WHAT YOU SHOULD DO
Do not carry the pictures over; copy every other part of the entries exactly.

--- Start ---

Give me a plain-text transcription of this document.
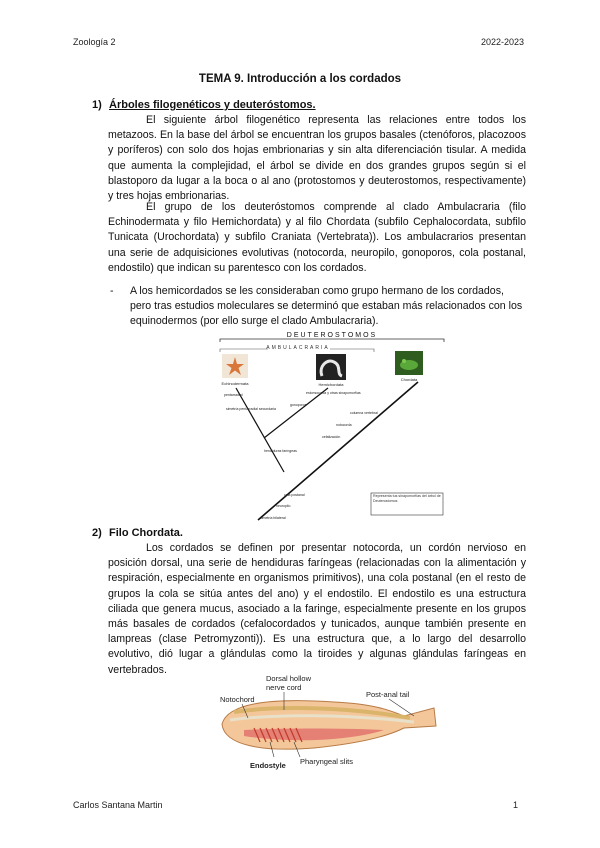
Zoología 2	2022-2023
TEMA 9. Introducción a los cordados
1) Árboles filogenéticos y deuteróstomos.

El siguiente árbol filogenético representa las relaciones entre todos los metazoos. En la base del árbol se encuentran los grupos basales (ctenóforos, placozoos y poríferos) con solo dos hojas embrionarias y sin alta diferenciación tisular. A medida que aumenta la complejidad, el árbol se divide en dos grandes grupos según si el blastoporo da lugar a la boca o al ano (protostomos y deuterostomos, respectivamente) y tres hojas embrionarias.

El grupo de los deuteróstomos comprende al clado Ambulacraria (filo Echinodermata y filo Hemichordata) y al filo Chordata (subfilo Cephalocordata, subfilo Tunicata (Urochordata) y subfilo Craniata (Vertebrata)). Los ambulacrarios presentan una serie de adquisiciones evolutivas (notocorda, neuropilo, gonoporos, cola postanal, endostilo) que indican su parentesco con los cordados.

- A los hemicordados se les consideraban como grupo hermano de los cordados, pero tras estudios moleculares se determinó que estaban más relacionados con los equinodermos (por ello surge el clado Ambulacraria).
DEUTEROSTOMOS
AMBULACRARIA
Echinodermata	Hemichordata
Chordata
pentarradial
simetría pentarradial secundaria
estomocorda y otras sinapomorfías
gonoporos
columna vertebral
notocorda
cefalización
hendiduras faríngeas
cola postanal
neuropilo
simetría bilateral
Representa tus sinapomorfías del árbol de Deuterostomos
2) Filo Chordata.

Los cordados se definen por presentar notocorda, un cordón nervioso en posición dorsal, una serie de hendiduras faríngeas (relacionadas con la alimentación y respiración, especialmente en organismos primitivos), una cola postanal (en el resto de grupos la cola se sitúa antes del ano) y el endostilo. El endostilo es una estructura ciliada que genera mucus, asociado a la faringe, especialmente presente en los grupos más basales de cordados (cefalocordados y tunicados, aunque también presente en lampreas (clase Petromyzonti)). Es una estructura que, a lo largo del desarrollo evolutivo, dió lugar a glándulas como la tiroides y algunas glándulas faríngeas en vertebrados.

Dorsal hollow
nerve cord
Notochord
Post-anal tail
Endostyle Pharyngeal slits
Carlos Santana Martin	1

--- End ---

WRITTEN ANSWER
Give me a plain-text transcription of this document.
Zoología 2	2022-2023
TEMA 9. Introducción a los cordados
1) Árboles filogenéticos y deuteróstomos.

El siguiente árbol filogenético representa las relaciones entre todos los metazoos. En la base del árbol se encuentran los grupos basales (ctenóforos, placozoos y poríferos) con solo dos hojas embrionarias y sin alta diferenciación tisular. A medida que aumenta la complejidad, el árbol se divide en dos grandes grupos según si el blastoporo da lugar a la boca o al ano (protostomos y deuterostomos, respectivamente) y tres hojas embrionarias.

El grupo de los deuteróstomos comprende al clado Ambulacraria (filo Echinodermata y filo Hemichordata) y al filo Chordata (subfilo Cephalocordata, subfilo Tunicata (Urochordata) y subfilo Craniata (Vertebrata)). Los ambulacrarios presentan una serie de adquisiciones evolutivas (notocorda, neuropilo, gonoporos, cola postanal, endostilo) que indican su parentesco con los cordados.

- A los hemicordados se les consideraban como grupo hermano de los cordados, pero tras estudios moleculares se determinó que estaban más relacionados con los equinodermos (por ello surge el clado Ambulacraria).
DEUTEROSTOMOS
AMBULACRARIA
Echinodermata	Hemichordata
Chordata
pentarradial
simetría pentarradial secundaria
estomocorda y otras sinapomorfías
gonoporos
columna vertebral
notocorda
cefalización
hendiduras faríngeas
cola postanal
neuropilo
simetría bilateral
Representa tus sinapomorfías del árbol de Deuterostomos
2) Filo Chordata.

Los cordados se definen por presentar notocorda, un cordón nervioso en posición dorsal, una serie de hendiduras faríngeas (relacionadas con la alimentación y respiración, especialmente en organismos primitivos), una cola postanal (en el resto de grupos la cola se sitúa antes del ano) y el endostilo. El endostilo es una estructura ciliada que genera mucus, asociado a la faringe, especialmente presente en los grupos más basales de cordados (cefalocordados y tunicados, aunque también presente en lampreas (clase Petromyzonti)). Es una estructura que, a lo largo del desarrollo evolutivo, dió lugar a glándulas como la tiroides y algunas glándulas faríngeas en vertebrados.

Dorsal hollow
nerve cord
Notochord
Post-anal tail
Endostyle Pharyngeal slits
Carlos Santana Martin	1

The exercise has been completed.